Quote the records in full and leave their pictures out.

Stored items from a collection
- - -

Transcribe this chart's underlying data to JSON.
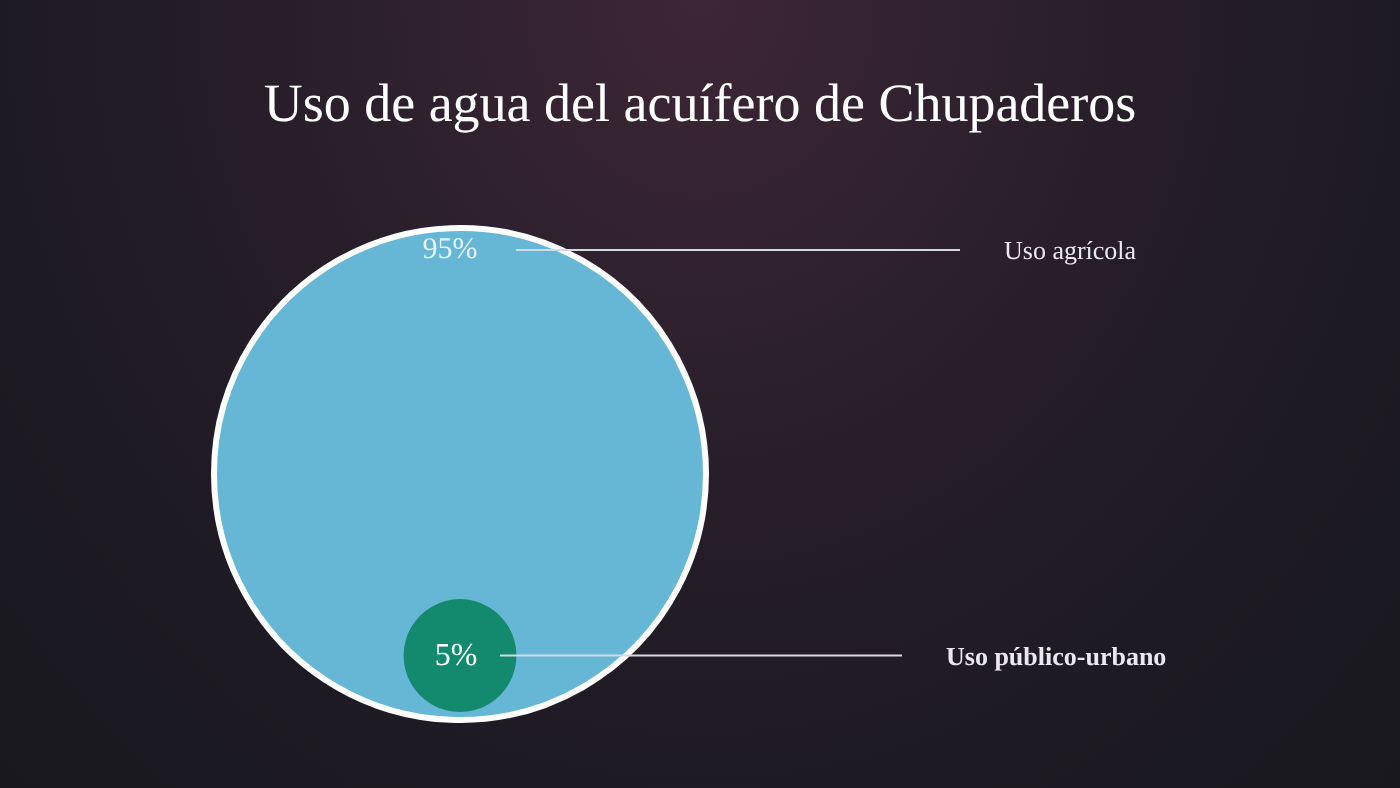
{
  "chart_data": {
    "type": "other",
    "title": "Uso de agua del acuífero de Chupaderos",
    "categories": [
      "Uso agrícola",
      "Uso público-urbano"
    ],
    "values": [
      95,
      5
    ],
    "value_labels": [
      "95%",
      "5%"
    ],
    "colors": [
      "#66b6d6",
      "#138a6e"
    ]
  }
}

- - -

> [FINAL RESULT]
Transcribe this chart's underlying data to JSON.
{
  "chart_data": {
    "type": "other",
    "title": "Uso de agua del acuífero de Chupaderos",
    "categories": [
      "Uso agrícola",
      "Uso público-urbano"
    ],
    "values": [
      95,
      5
    ],
    "value_labels": [
      "95%",
      "5%"
    ],
    "colors": [
      "#66b6d6",
      "#138a6e"
    ]
  }
}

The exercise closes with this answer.